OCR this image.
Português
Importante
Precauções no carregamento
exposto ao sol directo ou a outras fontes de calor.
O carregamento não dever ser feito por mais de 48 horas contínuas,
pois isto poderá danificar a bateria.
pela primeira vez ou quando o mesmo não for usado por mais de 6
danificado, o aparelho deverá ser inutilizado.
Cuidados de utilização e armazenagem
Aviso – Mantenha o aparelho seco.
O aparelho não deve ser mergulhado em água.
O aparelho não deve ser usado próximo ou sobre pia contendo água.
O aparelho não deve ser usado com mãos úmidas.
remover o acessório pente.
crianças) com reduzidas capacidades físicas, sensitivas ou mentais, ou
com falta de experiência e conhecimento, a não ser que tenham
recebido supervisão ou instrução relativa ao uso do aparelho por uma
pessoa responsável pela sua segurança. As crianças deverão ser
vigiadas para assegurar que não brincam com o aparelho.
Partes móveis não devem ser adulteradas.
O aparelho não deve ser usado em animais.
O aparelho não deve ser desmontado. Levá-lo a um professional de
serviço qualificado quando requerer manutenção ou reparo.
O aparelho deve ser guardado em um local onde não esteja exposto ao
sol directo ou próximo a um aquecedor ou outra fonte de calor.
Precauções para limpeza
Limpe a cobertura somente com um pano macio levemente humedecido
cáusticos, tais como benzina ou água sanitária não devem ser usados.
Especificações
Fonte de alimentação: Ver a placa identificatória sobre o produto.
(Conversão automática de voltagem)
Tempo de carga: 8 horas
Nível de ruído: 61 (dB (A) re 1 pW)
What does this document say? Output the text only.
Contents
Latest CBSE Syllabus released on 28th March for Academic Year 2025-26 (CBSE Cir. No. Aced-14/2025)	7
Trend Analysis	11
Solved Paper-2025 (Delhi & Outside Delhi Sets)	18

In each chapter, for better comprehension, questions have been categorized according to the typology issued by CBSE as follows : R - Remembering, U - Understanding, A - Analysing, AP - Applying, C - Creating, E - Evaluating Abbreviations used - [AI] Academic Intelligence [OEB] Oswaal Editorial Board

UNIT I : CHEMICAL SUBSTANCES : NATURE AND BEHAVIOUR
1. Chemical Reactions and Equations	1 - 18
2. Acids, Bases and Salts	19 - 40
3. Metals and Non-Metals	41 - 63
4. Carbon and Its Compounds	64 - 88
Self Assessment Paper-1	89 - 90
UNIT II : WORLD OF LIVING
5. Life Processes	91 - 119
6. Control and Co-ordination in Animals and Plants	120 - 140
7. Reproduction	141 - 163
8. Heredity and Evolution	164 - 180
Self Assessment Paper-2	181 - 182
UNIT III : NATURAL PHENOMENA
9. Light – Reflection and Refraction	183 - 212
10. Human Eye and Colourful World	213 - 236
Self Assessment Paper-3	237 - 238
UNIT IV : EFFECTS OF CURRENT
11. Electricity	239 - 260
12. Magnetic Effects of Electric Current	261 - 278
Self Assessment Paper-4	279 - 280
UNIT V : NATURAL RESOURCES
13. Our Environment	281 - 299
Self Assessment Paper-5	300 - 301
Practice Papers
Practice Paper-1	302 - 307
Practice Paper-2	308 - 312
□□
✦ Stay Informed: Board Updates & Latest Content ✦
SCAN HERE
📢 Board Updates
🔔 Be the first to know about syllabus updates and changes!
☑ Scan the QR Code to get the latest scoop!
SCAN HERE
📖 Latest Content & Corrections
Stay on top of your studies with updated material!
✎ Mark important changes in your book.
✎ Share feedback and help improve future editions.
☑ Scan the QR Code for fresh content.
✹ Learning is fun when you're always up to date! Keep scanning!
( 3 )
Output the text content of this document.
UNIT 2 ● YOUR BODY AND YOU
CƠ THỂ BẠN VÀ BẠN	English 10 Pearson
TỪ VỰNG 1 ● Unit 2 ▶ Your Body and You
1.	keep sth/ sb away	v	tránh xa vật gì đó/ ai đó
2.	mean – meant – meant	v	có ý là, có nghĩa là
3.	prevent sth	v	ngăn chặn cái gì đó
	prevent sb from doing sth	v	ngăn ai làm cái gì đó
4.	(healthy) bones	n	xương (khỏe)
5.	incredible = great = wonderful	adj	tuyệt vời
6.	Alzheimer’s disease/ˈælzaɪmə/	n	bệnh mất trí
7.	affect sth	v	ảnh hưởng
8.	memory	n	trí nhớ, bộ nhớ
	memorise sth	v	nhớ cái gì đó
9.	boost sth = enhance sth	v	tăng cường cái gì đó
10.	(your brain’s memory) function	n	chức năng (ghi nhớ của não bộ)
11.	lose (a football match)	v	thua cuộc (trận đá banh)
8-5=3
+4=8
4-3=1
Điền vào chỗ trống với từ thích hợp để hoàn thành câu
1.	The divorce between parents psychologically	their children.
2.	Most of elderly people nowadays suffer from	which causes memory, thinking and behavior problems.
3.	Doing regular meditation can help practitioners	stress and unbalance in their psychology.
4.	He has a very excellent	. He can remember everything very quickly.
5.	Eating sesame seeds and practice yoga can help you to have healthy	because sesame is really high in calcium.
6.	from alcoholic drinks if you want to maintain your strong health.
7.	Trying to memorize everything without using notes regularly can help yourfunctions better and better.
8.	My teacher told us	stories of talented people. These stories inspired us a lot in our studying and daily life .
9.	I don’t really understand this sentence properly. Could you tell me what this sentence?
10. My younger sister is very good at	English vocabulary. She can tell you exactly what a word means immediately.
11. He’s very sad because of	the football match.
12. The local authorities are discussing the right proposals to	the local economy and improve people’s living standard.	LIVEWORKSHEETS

_AIM OF THE TASK_
Print the material once more, exactly.

_SOLVED PROBLEM_
OCR this image.
Português
Importante
Precauções no carregamento
exposto ao sol directo ou a outras fontes de calor.
O carregamento não dever ser feito por mais de 48 horas contínuas,
pois isto poderá danificar a bateria.
pela primeira vez ou quando o mesmo não for usado por mais de 6
danificado, o aparelho deverá ser inutilizado.
Cuidados de utilização e armazenagem
Aviso – Mantenha o aparelho seco.
O aparelho não deve ser mergulhado em água.
O aparelho não deve ser usado próximo ou sobre pia contendo água.
O aparelho não deve ser usado com mãos úmidas.
remover o acessório pente.
crianças) com reduzidas capacidades físicas, sensitivas ou mentais, ou
com falta de experiência e conhecimento, a não ser que tenham
recebido supervisão ou instrução relativa ao uso do aparelho por uma
pessoa responsável pela sua segurança. As crianças deverão ser
vigiadas para assegurar que não brincam com o aparelho.
Partes móveis não devem ser adulteradas.
O aparelho não deve ser usado em animais.
O aparelho não deve ser desmontado. Levá-lo a um professional de
serviço qualificado quando requerer manutenção ou reparo.
O aparelho deve ser guardado em um local onde não esteja exposto ao
sol directo ou próximo a um aquecedor ou outra fonte de calor.
Precauções para limpeza
Limpe a cobertura somente com um pano macio levemente humedecido
cáusticos, tais como benzina ou água sanitária não devem ser usados.
Especificações
Fonte de alimentação: Ver a placa identificatória sobre o produto.
(Conversão automática de voltagem)
Tempo de carga: 8 horas
Nível de ruído: 61 (dB (A) re 1 pW)
What does this document say? Output the text only.
Contents
Latest CBSE Syllabus released on 28th March for Academic Year 2025-26 (CBSE Cir. No. Aced-14/2025)	7
Trend Analysis	11
Solved Paper-2025 (Delhi & Outside Delhi Sets)	18

In each chapter, for better comprehension, questions have been categorized according to the typology issued by CBSE as follows : R - Remembering, U - Understanding, A - Analysing, AP - Applying, C - Creating, E - Evaluating Abbreviations used - [AI] Academic Intelligence [OEB] Oswaal Editorial Board

UNIT I : CHEMICAL SUBSTANCES : NATURE AND BEHAVIOUR
1. Chemical Reactions and Equations	1 - 18
2. Acids, Bases and Salts	19 - 40
3. Metals and Non-Metals	41 - 63
4. Carbon and Its Compounds	64 - 88
Self Assessment Paper-1	89 - 90
UNIT II : WORLD OF LIVING
5. Life Processes	91 - 119
6. Control and Co-ordination in Animals and Plants	120 - 140
7. Reproduction	141 - 163
8. Heredity and Evolution	164 - 180
Self Assessment Paper-2	181 - 182
UNIT III : NATURAL PHENOMENA
9. Light – Reflection and Refraction	183 - 212
10. Human Eye and Colourful World	213 - 236
Self Assessment Paper-3	237 - 238
UNIT IV : EFFECTS OF CURRENT
11. Electricity	239 - 260
12. Magnetic Effects of Electric Current	261 - 278
Self Assessment Paper-4	279 - 280
UNIT V : NATURAL RESOURCES
13. Our Environment	281 - 299
Self Assessment Paper-5	300 - 301
Practice Papers
Practice Paper-1	302 - 307
Practice Paper-2	308 - 312
□□
✦ Stay Informed: Board Updates & Latest Content ✦
SCAN HERE
📢 Board Updates
🔔 Be the first to know about syllabus updates and changes!
☑ Scan the QR Code to get the latest scoop!
SCAN HERE
📖 Latest Content & Corrections
Stay on top of your studies with updated material!
✎ Mark important changes in your book.
✎ Share feedback and help improve future editions.
☑ Scan the QR Code for fresh content.
✹ Learning is fun when you're always up to date! Keep scanning!
( 3 )
Output the text content of this document.
UNIT 2 ● YOUR BODY AND YOU
CƠ THỂ BẠN VÀ BẠN	English 10 Pearson
TỪ VỰNG 1 ● Unit 2 ▶ Your Body and You
1.	keep sth/ sb away	v	tránh xa vật gì đó/ ai đó
2.	mean – meant – meant	v	có ý là, có nghĩa là
3.	prevent sth	v	ngăn chặn cái gì đó
	prevent sb from doing sth	v	ngăn ai làm cái gì đó
4.	(healthy) bones	n	xương (khỏe)
5.	incredible = great = wonderful	adj	tuyệt vời
6.	Alzheimer’s disease/ˈælzaɪmə/	n	bệnh mất trí
7.	affect sth	v	ảnh hưởng
8.	memory	n	trí nhớ, bộ nhớ
	memorise sth	v	nhớ cái gì đó
9.	boost sth = enhance sth	v	tăng cường cái gì đó
10.	(your brain’s memory) function	n	chức năng (ghi nhớ của não bộ)
11.	lose (a football match)	v	thua cuộc (trận đá banh)
8-5=3
+4=8
4-3=1
Điền vào chỗ trống với từ thích hợp để hoàn thành câu
1.	The divorce between parents psychologically	their children.
2.	Most of elderly people nowadays suffer from	which causes memory, thinking and behavior problems.
3.	Doing regular meditation can help practitioners	stress and unbalance in their psychology.
4.	He has a very excellent	. He can remember everything very quickly.
5.	Eating sesame seeds and practice yoga can help you to have healthy	because sesame is really high in calcium.
6.	from alcoholic drinks if you want to maintain your strong health.
7.	Trying to memorize everything without using notes regularly can help yourfunctions better and better.
8.	My teacher told us	stories of talented people. These stories inspired us a lot in our studying and daily life .
9.	I don’t really understand this sentence properly. Could you tell me what this sentence?
10. My younger sister is very good at	English vocabulary. She can tell you exactly what a word means immediately.
11. He’s very sad because of	the football match.
12. The local authorities are discussing the right proposals to	the local economy and improve people’s living standard.	LIVEWORKSHEETS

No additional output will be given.